Copy the lines from the one containing "Itemize the components" through the one containing "bar (873, 126, 947, 659)", inclusive, and leave the pictures out.

* Begin Exercise data *

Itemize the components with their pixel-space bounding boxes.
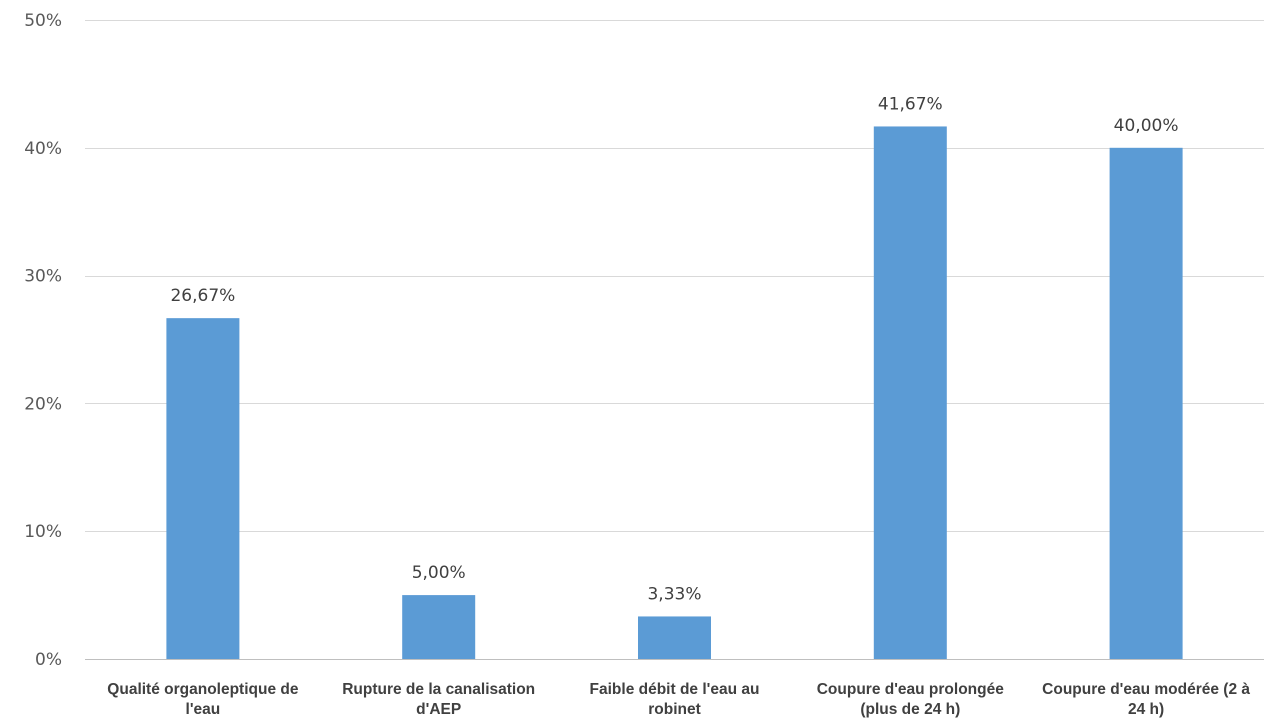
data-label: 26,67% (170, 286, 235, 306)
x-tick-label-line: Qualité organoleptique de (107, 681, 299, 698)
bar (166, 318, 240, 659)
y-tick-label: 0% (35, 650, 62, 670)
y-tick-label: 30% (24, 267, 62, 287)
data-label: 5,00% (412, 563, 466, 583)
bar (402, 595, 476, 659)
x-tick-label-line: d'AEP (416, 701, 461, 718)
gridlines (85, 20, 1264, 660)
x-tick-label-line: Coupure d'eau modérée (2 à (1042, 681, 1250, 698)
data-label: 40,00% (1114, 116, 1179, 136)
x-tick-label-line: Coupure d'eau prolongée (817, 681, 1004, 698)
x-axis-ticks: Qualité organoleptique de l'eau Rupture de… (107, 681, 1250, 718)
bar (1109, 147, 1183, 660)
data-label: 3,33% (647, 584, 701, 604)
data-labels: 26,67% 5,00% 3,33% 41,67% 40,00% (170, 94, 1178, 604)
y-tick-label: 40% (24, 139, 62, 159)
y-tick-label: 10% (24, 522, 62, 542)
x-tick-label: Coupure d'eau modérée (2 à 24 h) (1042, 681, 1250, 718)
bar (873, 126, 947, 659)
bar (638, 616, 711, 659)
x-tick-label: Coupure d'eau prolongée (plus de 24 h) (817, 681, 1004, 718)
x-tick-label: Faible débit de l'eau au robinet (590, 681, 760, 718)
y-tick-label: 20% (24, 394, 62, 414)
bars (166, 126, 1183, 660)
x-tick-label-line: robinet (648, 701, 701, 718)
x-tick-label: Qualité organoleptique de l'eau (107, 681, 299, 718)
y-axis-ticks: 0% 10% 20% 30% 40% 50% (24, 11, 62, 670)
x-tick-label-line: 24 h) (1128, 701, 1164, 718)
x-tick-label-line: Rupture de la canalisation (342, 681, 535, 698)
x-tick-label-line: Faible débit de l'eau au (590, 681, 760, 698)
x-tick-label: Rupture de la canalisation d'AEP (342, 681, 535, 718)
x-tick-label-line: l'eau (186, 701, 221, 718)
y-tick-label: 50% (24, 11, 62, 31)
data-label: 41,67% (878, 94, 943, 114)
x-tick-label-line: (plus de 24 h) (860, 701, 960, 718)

* End Exercise data *
* Begin Exercise data *

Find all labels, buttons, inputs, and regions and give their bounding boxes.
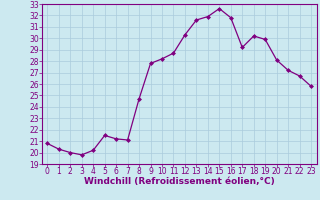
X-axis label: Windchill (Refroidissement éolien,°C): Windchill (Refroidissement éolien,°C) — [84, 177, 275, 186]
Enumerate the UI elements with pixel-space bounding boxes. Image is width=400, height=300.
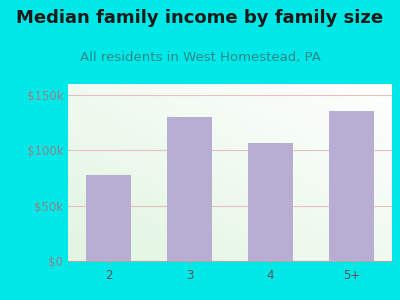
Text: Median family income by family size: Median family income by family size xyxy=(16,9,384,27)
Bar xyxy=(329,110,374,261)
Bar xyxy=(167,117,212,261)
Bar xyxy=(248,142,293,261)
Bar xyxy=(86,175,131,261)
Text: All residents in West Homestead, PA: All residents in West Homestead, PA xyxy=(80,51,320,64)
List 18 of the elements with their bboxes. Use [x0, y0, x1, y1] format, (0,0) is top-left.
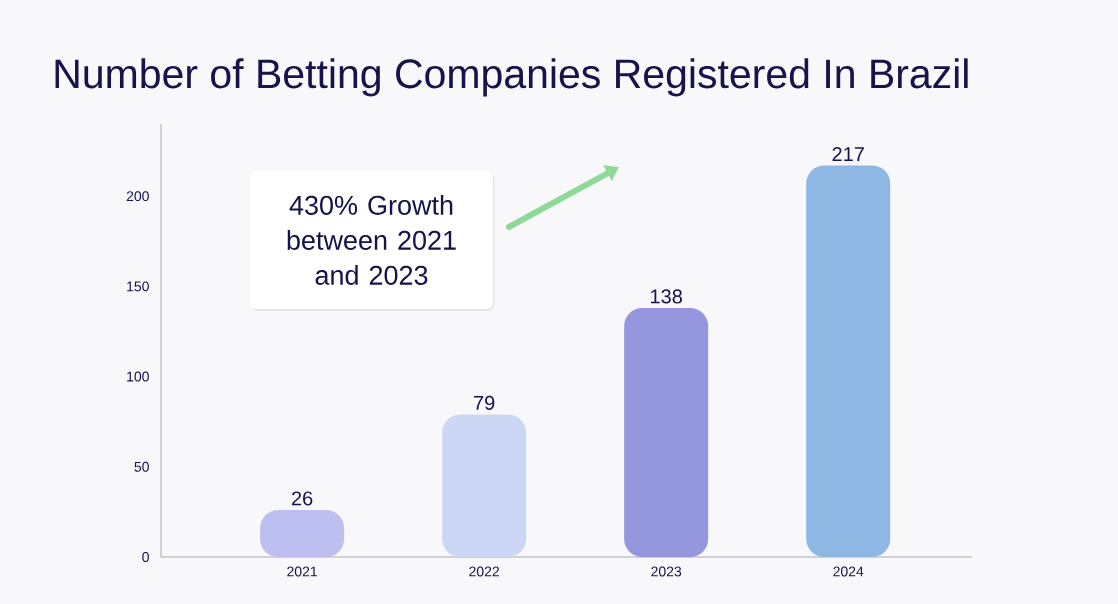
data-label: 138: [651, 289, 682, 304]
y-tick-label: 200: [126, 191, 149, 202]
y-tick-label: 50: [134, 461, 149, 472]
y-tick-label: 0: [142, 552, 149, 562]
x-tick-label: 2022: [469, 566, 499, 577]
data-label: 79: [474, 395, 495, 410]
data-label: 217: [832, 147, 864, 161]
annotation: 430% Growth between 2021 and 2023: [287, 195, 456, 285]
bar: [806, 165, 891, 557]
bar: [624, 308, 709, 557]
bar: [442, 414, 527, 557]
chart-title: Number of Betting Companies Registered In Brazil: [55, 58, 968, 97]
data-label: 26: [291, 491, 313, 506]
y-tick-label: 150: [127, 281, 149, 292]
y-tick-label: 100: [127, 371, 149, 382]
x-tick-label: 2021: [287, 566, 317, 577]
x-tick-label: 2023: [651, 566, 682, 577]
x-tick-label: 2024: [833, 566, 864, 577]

* End Exercise data *
* Begin Exercise data *

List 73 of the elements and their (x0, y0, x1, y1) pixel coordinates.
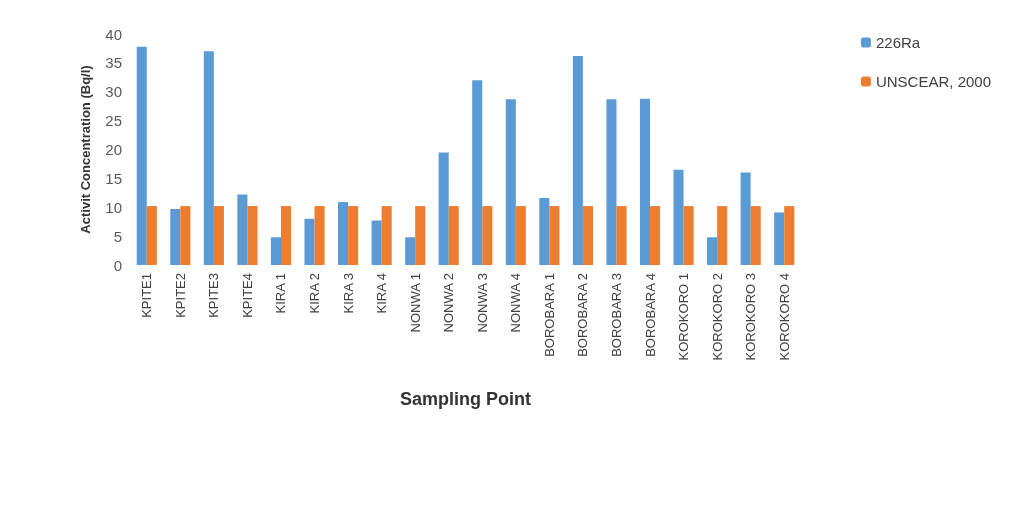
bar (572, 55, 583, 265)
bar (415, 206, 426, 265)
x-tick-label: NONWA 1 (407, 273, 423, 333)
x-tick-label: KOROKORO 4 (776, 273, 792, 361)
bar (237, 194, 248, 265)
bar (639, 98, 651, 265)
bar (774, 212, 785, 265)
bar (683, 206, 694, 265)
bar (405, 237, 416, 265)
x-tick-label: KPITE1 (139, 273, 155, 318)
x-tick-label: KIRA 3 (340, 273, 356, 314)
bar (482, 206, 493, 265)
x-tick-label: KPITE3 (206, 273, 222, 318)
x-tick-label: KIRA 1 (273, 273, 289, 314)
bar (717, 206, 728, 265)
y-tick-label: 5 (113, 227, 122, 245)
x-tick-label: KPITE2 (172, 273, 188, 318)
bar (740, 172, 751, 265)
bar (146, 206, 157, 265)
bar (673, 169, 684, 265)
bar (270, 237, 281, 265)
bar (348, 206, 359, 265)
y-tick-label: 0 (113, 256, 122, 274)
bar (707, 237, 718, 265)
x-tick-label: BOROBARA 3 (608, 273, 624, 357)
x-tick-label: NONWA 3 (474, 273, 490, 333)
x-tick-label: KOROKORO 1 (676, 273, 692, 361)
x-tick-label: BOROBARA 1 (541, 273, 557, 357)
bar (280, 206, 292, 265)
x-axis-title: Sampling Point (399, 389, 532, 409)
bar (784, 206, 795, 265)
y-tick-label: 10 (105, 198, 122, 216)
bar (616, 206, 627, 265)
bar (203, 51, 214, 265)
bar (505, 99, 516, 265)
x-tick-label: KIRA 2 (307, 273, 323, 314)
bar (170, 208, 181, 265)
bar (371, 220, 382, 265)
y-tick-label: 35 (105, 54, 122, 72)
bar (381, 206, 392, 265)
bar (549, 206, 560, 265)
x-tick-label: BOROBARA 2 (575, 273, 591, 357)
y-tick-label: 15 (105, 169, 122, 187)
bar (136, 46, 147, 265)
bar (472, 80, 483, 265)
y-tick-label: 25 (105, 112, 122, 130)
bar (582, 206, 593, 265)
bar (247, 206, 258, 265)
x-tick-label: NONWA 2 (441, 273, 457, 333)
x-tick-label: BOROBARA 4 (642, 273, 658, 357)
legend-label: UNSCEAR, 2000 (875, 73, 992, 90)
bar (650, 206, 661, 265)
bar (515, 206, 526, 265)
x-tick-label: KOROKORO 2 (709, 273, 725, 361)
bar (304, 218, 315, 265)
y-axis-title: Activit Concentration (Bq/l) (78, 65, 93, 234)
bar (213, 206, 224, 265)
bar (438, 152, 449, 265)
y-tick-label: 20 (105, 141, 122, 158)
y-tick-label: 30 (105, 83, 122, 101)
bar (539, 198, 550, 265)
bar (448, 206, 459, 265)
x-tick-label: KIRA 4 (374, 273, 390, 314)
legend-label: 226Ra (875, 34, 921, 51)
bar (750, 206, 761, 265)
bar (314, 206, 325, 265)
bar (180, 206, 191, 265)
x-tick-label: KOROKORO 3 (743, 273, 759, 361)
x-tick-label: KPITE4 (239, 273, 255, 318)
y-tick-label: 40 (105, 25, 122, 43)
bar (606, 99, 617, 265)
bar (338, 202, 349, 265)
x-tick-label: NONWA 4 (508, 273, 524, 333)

* End Exercise data *

## Response for this exercise
Itemize the components with their pixel-space bounding boxes.
data-label: 26,67% (170, 286, 235, 306)
x-tick-label-line: Qualité organoleptique de (107, 681, 299, 698)
bar (166, 318, 240, 659)
y-tick-label: 0% (35, 650, 62, 670)
y-tick-label: 30% (24, 267, 62, 287)
data-label: 5,00% (412, 563, 466, 583)
bar (402, 595, 476, 659)
x-tick-label-line: d'AEP (416, 701, 461, 718)
gridlines (85, 20, 1264, 660)
x-tick-label-line: Coupure d'eau modérée (2 à (1042, 681, 1250, 698)
data-label: 40,00% (1114, 116, 1179, 136)
x-tick-label-line: Coupure d'eau prolongée (817, 681, 1004, 698)
x-axis-ticks: Qualité organoleptique de l'eau Rupture de… (107, 681, 1250, 718)
bar (1109, 147, 1183, 660)
data-label: 3,33% (647, 584, 701, 604)
data-labels: 26,67% 5,00% 3,33% 41,67% 40,00% (170, 94, 1178, 604)
y-tick-label: 40% (24, 139, 62, 159)
y-tick-label: 10% (24, 522, 62, 542)
x-tick-label: Coupure d'eau modérée (2 à 24 h) (1042, 681, 1250, 718)
bar (873, 126, 947, 659)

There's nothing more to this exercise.